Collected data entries
>>

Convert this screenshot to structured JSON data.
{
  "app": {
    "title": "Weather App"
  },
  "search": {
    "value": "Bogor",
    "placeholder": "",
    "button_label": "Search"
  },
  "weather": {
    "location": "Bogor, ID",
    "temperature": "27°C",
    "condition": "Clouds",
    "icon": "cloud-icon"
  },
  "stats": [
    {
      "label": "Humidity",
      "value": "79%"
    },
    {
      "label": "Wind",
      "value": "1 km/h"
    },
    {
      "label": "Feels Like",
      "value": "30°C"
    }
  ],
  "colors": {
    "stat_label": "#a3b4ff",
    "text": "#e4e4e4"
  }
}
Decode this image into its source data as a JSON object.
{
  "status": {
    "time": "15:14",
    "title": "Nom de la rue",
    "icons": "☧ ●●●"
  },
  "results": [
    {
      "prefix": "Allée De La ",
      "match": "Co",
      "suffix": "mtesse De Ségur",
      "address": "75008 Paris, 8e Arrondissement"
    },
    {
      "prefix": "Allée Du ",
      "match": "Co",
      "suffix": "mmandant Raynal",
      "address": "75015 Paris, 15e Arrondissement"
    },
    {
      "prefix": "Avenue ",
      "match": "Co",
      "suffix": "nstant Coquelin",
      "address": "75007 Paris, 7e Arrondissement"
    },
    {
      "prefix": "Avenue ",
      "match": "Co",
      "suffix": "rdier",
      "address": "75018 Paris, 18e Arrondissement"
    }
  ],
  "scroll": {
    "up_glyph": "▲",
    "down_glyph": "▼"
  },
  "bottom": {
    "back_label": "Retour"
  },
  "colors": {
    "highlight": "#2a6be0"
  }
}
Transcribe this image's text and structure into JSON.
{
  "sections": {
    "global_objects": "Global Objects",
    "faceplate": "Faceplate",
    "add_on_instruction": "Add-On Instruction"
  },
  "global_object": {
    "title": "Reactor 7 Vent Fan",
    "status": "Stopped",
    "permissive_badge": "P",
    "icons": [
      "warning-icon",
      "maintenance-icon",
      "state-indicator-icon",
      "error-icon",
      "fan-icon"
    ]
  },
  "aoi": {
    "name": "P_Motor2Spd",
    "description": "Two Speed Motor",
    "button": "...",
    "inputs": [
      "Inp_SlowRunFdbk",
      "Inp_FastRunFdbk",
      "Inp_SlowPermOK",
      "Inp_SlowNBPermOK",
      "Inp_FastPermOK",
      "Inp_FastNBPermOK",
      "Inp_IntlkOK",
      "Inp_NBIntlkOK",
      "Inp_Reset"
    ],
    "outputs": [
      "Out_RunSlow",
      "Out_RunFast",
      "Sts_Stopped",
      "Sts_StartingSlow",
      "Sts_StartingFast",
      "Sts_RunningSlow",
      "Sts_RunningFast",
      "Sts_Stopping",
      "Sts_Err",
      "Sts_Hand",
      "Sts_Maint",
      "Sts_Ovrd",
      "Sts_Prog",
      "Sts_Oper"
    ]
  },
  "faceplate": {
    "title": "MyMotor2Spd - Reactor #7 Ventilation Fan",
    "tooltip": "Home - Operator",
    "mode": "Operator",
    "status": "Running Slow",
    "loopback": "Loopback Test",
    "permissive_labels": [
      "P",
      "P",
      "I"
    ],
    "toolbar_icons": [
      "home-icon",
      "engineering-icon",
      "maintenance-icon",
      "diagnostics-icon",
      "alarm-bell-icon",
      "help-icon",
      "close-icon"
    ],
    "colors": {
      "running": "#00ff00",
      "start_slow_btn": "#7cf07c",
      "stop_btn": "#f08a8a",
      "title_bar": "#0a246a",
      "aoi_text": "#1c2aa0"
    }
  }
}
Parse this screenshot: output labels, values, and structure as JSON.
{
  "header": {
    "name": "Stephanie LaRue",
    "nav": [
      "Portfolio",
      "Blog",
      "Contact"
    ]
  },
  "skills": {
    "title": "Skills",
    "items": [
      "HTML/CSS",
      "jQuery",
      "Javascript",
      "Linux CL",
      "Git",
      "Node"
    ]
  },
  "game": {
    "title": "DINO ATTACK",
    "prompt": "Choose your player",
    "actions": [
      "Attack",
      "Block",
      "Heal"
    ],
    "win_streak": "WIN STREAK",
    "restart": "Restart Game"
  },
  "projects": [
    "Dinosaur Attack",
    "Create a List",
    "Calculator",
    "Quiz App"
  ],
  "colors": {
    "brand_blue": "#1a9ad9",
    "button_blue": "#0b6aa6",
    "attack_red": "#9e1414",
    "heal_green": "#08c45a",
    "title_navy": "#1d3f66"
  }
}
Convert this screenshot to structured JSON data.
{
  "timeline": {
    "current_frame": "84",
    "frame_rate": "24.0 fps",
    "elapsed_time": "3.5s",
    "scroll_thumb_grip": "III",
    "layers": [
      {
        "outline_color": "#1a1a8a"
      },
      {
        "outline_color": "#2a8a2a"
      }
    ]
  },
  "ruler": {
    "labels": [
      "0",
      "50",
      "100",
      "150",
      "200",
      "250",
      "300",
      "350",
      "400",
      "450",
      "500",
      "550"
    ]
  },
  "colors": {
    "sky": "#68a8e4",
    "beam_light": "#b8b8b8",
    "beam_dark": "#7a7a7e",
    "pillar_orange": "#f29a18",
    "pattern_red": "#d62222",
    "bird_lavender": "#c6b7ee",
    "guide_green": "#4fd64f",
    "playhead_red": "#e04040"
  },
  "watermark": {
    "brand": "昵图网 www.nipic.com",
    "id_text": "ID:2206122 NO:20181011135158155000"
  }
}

<<

Every line of the data above should be copied exactly.

▶ **RESPONSE TO THE EXERCISE**:
Convert this screenshot to structured JSON data.
{
  "app": {
    "title": "Weather App"
  },
  "search": {
    "value": "Bogor",
    "placeholder": "",
    "button_label": "Search"
  },
  "weather": {
    "location": "Bogor, ID",
    "temperature": "27°C",
    "condition": "Clouds",
    "icon": "cloud-icon"
  },
  "stats": [
    {
      "label": "Humidity",
      "value": "79%"
    },
    {
      "label": "Wind",
      "value": "1 km/h"
    },
    {
      "label": "Feels Like",
      "value": "30°C"
    }
  ],
  "colors": {
    "stat_label": "#a3b4ff",
    "text": "#e4e4e4"
  }
}
Decode this image into its source data as a JSON object.
{
  "status": {
    "time": "15:14",
    "title": "Nom de la rue",
    "icons": "☧ ●●●"
  },
  "results": [
    {
      "prefix": "Allée De La ",
      "match": "Co",
      "suffix": "mtesse De Ségur",
      "address": "75008 Paris, 8e Arrondissement"
    },
    {
      "prefix": "Allée Du ",
      "match": "Co",
      "suffix": "mmandant Raynal",
      "address": "75015 Paris, 15e Arrondissement"
    },
    {
      "prefix": "Avenue ",
      "match": "Co",
      "suffix": "nstant Coquelin",
      "address": "75007 Paris, 7e Arrondissement"
    },
    {
      "prefix": "Avenue ",
      "match": "Co",
      "suffix": "rdier",
      "address": "75018 Paris, 18e Arrondissement"
    }
  ],
  "scroll": {
    "up_glyph": "▲",
    "down_glyph": "▼"
  },
  "bottom": {
    "back_label": "Retour"
  },
  "colors": {
    "highlight": "#2a6be0"
  }
}
Transcribe this image's text and structure into JSON.
{
  "sections": {
    "global_objects": "Global Objects",
    "faceplate": "Faceplate",
    "add_on_instruction": "Add-On Instruction"
  },
  "global_object": {
    "title": "Reactor 7 Vent Fan",
    "status": "Stopped",
    "permissive_badge": "P",
    "icons": [
      "warning-icon",
      "maintenance-icon",
      "state-indicator-icon",
      "error-icon",
      "fan-icon"
    ]
  },
  "aoi": {
    "name": "P_Motor2Spd",
    "description": "Two Speed Motor",
    "button": "...",
    "inputs": [
      "Inp_SlowRunFdbk",
      "Inp_FastRunFdbk",
      "Inp_SlowPermOK",
      "Inp_SlowNBPermOK",
      "Inp_FastPermOK",
      "Inp_FastNBPermOK",
      "Inp_IntlkOK",
      "Inp_NBIntlkOK",
      "Inp_Reset"
    ],
    "outputs": [
      "Out_RunSlow",
      "Out_RunFast",
      "Sts_Stopped",
      "Sts_StartingSlow",
      "Sts_StartingFast",
      "Sts_RunningSlow",
      "Sts_RunningFast",
      "Sts_Stopping",
      "Sts_Err",
      "Sts_Hand",
      "Sts_Maint",
      "Sts_Ovrd",
      "Sts_Prog",
      "Sts_Oper"
    ]
  },
  "faceplate": {
    "title": "MyMotor2Spd - Reactor #7 Ventilation Fan",
    "tooltip": "Home - Operator",
    "mode": "Operator",
    "status": "Running Slow",
    "loopback": "Loopback Test",
    "permissive_labels": [
      "P",
      "P",
      "I"
    ],
    "toolbar_icons": [
      "home-icon",
      "engineering-icon",
      "maintenance-icon",
      "diagnostics-icon",
      "alarm-bell-icon",
      "help-icon",
      "close-icon"
    ],
    "colors": {
      "running": "#00ff00",
      "start_slow_btn": "#7cf07c",
      "stop_btn": "#f08a8a",
      "title_bar": "#0a246a",
      "aoi_text": "#1c2aa0"
    }
  }
}
Parse this screenshot: output labels, values, and structure as JSON.
{
  "header": {
    "name": "Stephanie LaRue",
    "nav": [
      "Portfolio",
      "Blog",
      "Contact"
    ]
  },
  "skills": {
    "title": "Skills",
    "items": [
      "HTML/CSS",
      "jQuery",
      "Javascript",
      "Linux CL",
      "Git",
      "Node"
    ]
  },
  "game": {
    "title": "DINO ATTACK",
    "prompt": "Choose your player",
    "actions": [
      "Attack",
      "Block",
      "Heal"
    ],
    "win_streak": "WIN STREAK",
    "restart": "Restart Game"
  },
  "projects": [
    "Dinosaur Attack",
    "Create a List",
    "Calculator",
    "Quiz App"
  ],
  "colors": {
    "brand_blue": "#1a9ad9",
    "button_blue": "#0b6aa6",
    "attack_red": "#9e1414",
    "heal_green": "#08c45a",
    "title_navy": "#1d3f66"
  }
}
Convert this screenshot to structured JSON data.
{
  "timeline": {
    "current_frame": "84",
    "frame_rate": "24.0 fps",
    "elapsed_time": "3.5s",
    "scroll_thumb_grip": "III",
    "layers": [
      {
        "outline_color": "#1a1a8a"
      },
      {
        "outline_color": "#2a8a2a"
      }
    ]
  },
  "ruler": {
    "labels": [
      "0",
      "50",
      "100",
      "150",
      "200",
      "250",
      "300",
      "350",
      "400",
      "450",
      "500",
      "550"
    ]
  },
  "colors": {
    "sky": "#68a8e4",
    "beam_light": "#b8b8b8",
    "beam_dark": "#7a7a7e",
    "pillar_orange": "#f29a18",
    "pattern_red": "#d62222",
    "bird_lavender": "#c6b7ee",
    "guide_green": "#4fd64f",
    "playhead_red": "#e04040"
  },
  "watermark": {
    "brand": "昵图网 www.nipic.com",
    "id_text": "ID:2206122 NO:20181011135158155000"
  }
}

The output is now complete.